### TEXT PROVIDED
****
Orakei school reunion sparks romance
Bryan and Robynne Jackson both knew as soon as they saw each other that they were meant to be.
"When Bryan walked into the room it was like I recognised his soul. Something just clicked inside of me," Mrs Jackson says.
They met at the Orakei School 50th jubilee, a celebration neither had planned to attend.
Both had been students of the school but did not know each other at the time.
When Mr Jackson was in form two, Mrs Jackson, formerly Robynne Lord, was a new entrant.
Mrs Jackson, now 72, was in Auckland on holiday from Sydney when she heard about the jubilee. She and her mother were going for a walk and passed the school.
The reunion ball was that evening and an old school friend offered her a half-price ticket.
Neither she nor Mr Jackson was looking for a relationship.
She had been married in Australia but was separated.
Mr Jackson had recently split from his third wife and had decided he would not remarry.
Two of his old school friends bought him a ticket to the ball and convinced him to go.
He noticed Mrs Jackson as soon as he walked in the room but it took him 2 hours to pluck up the courage to ask her to dance.
****
### RECORDED DATA
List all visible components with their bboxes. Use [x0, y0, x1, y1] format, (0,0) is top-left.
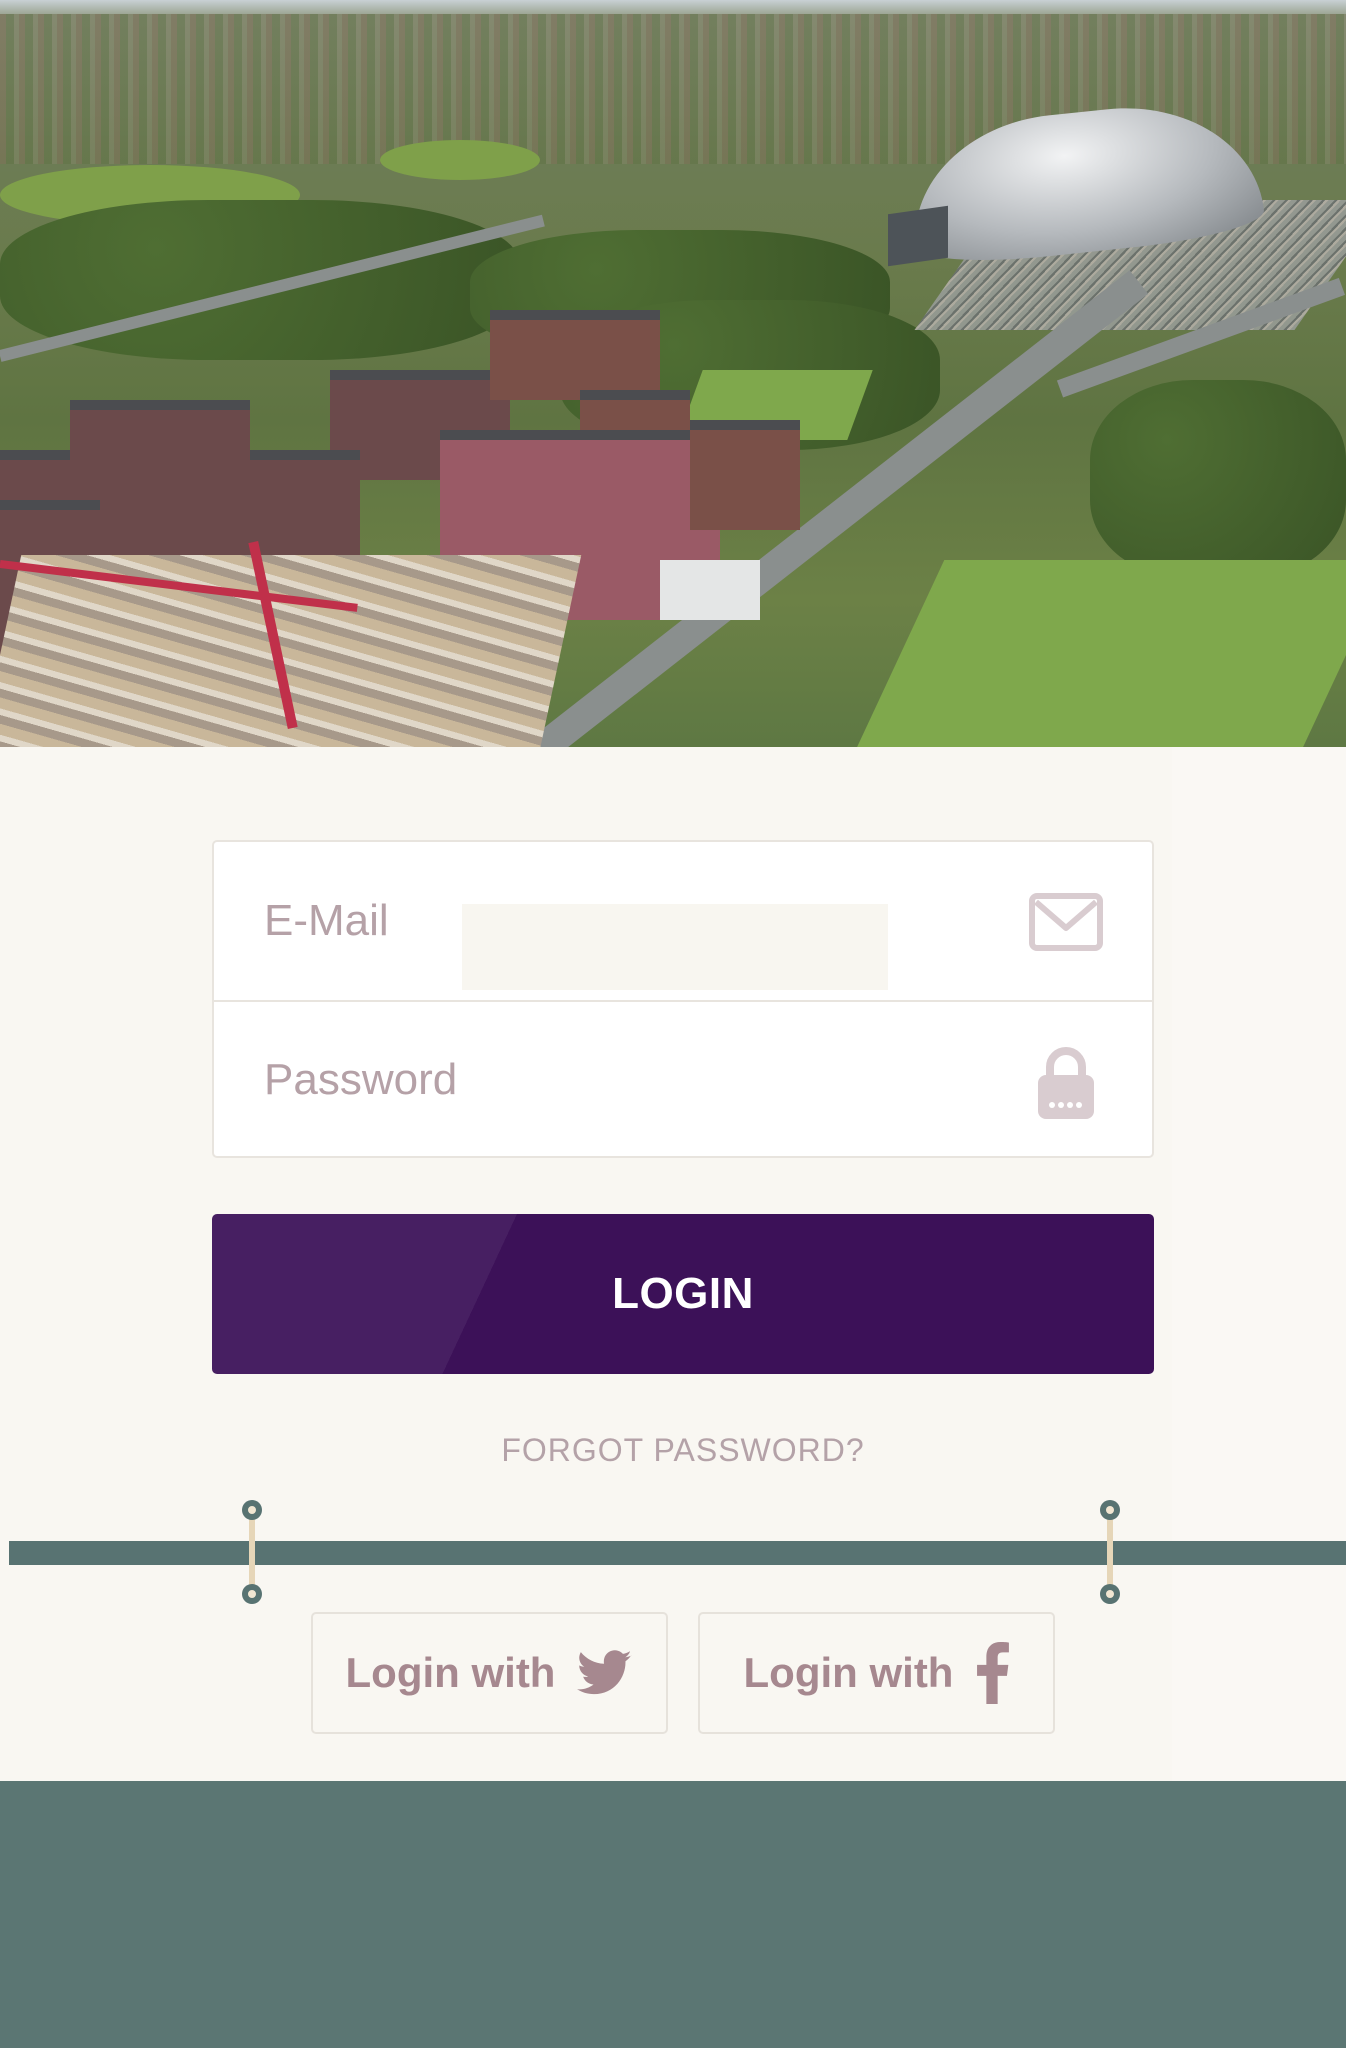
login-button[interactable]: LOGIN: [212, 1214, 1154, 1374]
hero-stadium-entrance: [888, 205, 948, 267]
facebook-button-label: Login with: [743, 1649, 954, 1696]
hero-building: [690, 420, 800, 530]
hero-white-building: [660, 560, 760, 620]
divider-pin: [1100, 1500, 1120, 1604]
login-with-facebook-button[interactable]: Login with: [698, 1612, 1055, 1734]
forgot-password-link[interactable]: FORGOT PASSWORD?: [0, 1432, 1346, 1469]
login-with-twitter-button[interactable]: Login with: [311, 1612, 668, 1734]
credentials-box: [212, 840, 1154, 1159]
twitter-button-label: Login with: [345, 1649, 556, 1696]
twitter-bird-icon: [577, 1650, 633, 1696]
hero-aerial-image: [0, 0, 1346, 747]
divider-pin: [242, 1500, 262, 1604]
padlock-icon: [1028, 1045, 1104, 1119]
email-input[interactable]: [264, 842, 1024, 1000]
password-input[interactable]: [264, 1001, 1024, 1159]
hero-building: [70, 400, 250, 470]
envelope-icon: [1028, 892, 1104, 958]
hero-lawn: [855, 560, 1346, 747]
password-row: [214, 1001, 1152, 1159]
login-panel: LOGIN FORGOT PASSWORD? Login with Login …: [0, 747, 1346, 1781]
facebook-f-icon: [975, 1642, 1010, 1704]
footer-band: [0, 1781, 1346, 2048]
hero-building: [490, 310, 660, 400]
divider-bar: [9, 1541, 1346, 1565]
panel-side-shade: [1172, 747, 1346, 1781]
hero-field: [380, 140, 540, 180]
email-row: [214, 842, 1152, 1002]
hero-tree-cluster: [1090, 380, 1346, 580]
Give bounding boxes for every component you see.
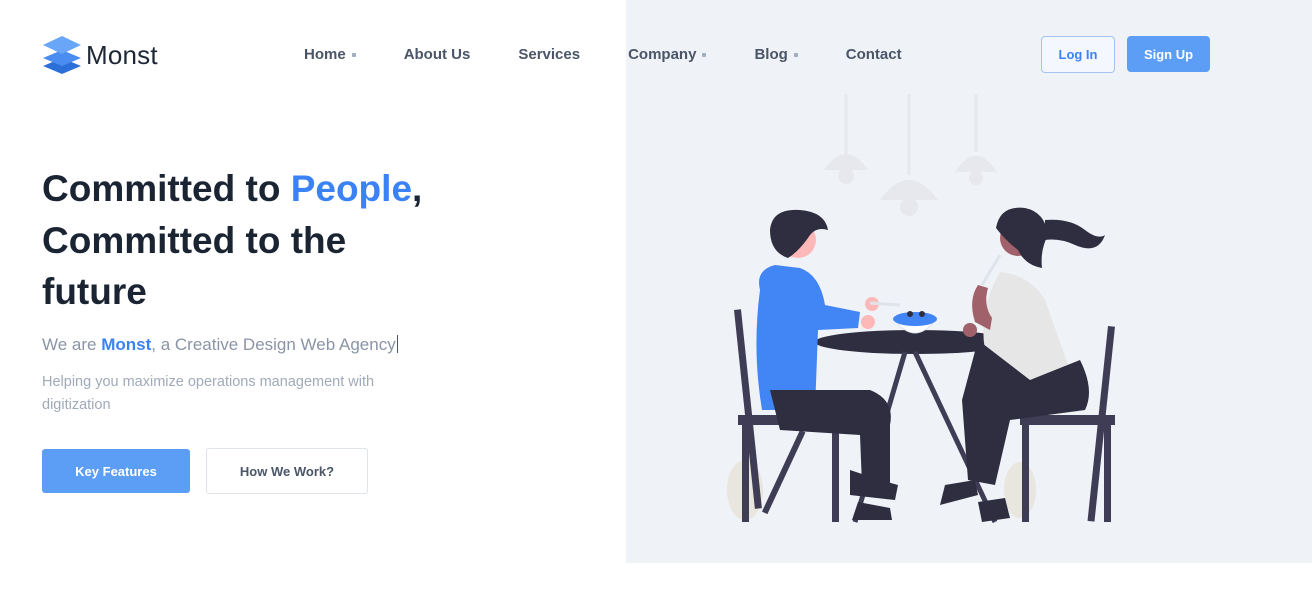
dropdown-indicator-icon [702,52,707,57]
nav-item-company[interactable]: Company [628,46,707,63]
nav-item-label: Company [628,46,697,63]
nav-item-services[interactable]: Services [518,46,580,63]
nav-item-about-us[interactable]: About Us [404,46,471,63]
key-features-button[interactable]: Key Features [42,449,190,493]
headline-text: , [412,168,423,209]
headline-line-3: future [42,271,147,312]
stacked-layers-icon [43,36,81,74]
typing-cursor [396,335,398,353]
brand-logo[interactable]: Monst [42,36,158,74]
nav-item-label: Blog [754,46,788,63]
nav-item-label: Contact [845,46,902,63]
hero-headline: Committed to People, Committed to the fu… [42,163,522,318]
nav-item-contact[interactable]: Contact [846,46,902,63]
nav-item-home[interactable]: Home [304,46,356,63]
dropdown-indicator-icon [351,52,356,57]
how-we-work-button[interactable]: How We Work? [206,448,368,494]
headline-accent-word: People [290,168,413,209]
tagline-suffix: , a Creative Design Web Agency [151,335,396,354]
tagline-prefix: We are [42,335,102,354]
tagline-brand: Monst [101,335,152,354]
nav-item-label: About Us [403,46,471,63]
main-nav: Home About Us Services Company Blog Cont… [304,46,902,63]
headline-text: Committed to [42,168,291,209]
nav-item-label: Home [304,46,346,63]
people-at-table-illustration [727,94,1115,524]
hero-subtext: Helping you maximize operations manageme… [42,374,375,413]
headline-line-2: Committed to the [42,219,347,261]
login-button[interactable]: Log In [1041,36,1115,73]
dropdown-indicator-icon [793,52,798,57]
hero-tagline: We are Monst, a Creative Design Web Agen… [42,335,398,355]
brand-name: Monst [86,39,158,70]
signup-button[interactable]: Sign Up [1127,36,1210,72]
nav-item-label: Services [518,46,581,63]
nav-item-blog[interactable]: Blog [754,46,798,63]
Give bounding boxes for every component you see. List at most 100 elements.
****
### WRITTEN TASKS
- 1) Using the article on the Orakei School reunion romance, say whether each statement agrees with it, answering yes or no and quoting the words that decide it.
(a) Mrs Jackson was living in Sydney when she learned of the jubilee.
(b) Bryan and Robynne knew each other as students at Orakei School.
(c) Mr Jackson paid for his own ticket to the ball.
- 2) Answer these questions from the article on the Orakei School reunion romance.
(a) What was Mrs Jackson's name before her marriage to Mr Jackson?
(b) How old is Mrs Jackson now?
(c) How long did Mr Jackson wait before asking her to dance?
- 3) Extend the article on the Orakei School reunion romance, picking up after its last sentence.

### TASK-BY-TASK ANSWERS
- 1)
(a) Yes: "was in Auckland on holiday from Sydney when she heard about the jubilee"
(b) No: "did not know each other at the time"
(c) No: "Two of his old school friends bought him a ticket to the ball"

- 2)
(a) Robynne Lord
(b) 72
(c) 2 hours

- 3)
He asked if he could see her the next day.
During their lunch date, Mrs Jackson recalls thinking: "I really like this chap."
He asked her how many more days she was in Auckland. She said 37. He waited 30 days before putting an engagement ring on her finger. That was on the auspicious date of August 8, 1988.
Mr Jackson says he wanted to ask her to marry him right after their lunch date.
"I used to say I was never getting remarried but when you meet the right person everything changes," Mrs Jackson says.
They had a small wedding ceremony in Hobart in 1991 with only their children from previous marriages present.
It is not the first time Mr Jackson has married a former Orakei School pupil.
He met Maureen Malcolm when they were 4 years old.
They got married at the age of 23 and were married for five years. They are still "bosom pals", he says.
Mr Jackson, 80, was a foundation pupil at the school.
He started on July 2, 1938, the day it was officially opened by the first Labour Prime Minister Michael Joseph Savage.
Mrs Jackson says she has happy memories of the school and formed some lasting friendships there.
Mr Jackson was less interested in formal education.
"School got in the way of things I wanted to do," he says.
By the age of 6 his lifelong passion for collectibles was taking form. It started with marbles. That led to stamps, postcards and cigarette cards.
In 1962 he opened the Muzeum of Automobilia, Sounds, Victorian and Collectibles on Marua Rd, Mt Wellington. The private museum contained more than 100 collectible cars and operated for many years on the site.
The Devonport residents are still very much in love and renewed their vows on a cruise ship in the Caribbean in 2000.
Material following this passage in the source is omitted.